-- EXERCISE --
Give the count of lines in the data that include "JOYINME", with no other words.

+++ RECORD LIST +++

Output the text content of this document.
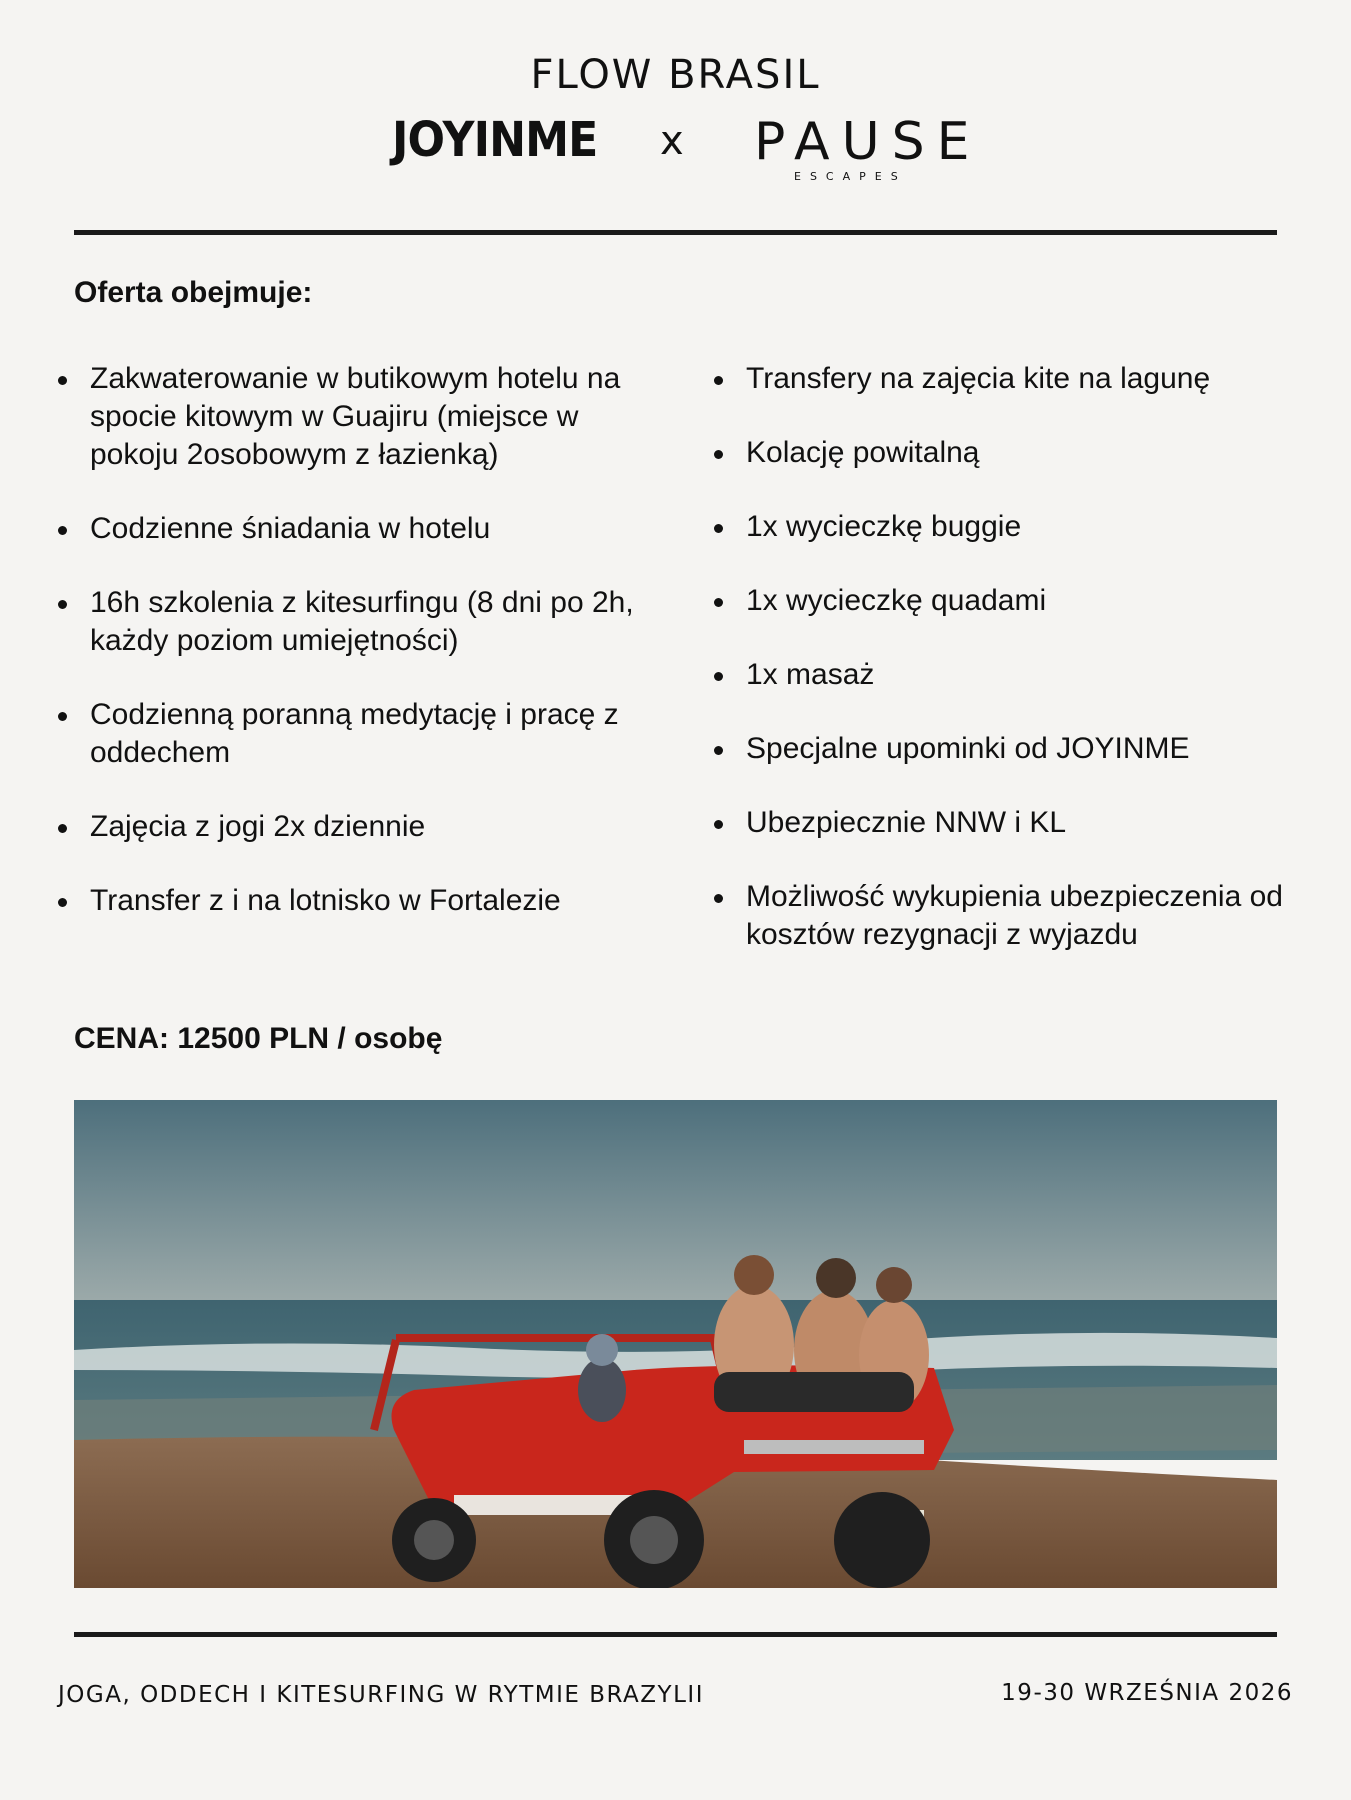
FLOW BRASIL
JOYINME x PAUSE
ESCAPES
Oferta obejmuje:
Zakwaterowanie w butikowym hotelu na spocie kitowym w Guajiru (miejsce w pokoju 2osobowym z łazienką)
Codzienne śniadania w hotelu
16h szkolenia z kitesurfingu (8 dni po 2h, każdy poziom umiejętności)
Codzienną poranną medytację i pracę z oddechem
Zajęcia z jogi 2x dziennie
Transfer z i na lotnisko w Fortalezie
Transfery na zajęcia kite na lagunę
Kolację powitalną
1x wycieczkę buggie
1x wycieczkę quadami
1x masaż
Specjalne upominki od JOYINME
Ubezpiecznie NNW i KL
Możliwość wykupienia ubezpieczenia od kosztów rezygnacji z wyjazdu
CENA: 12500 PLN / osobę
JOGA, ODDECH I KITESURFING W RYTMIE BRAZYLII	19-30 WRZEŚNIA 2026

+++

-- WRITTEN ANSWER --
2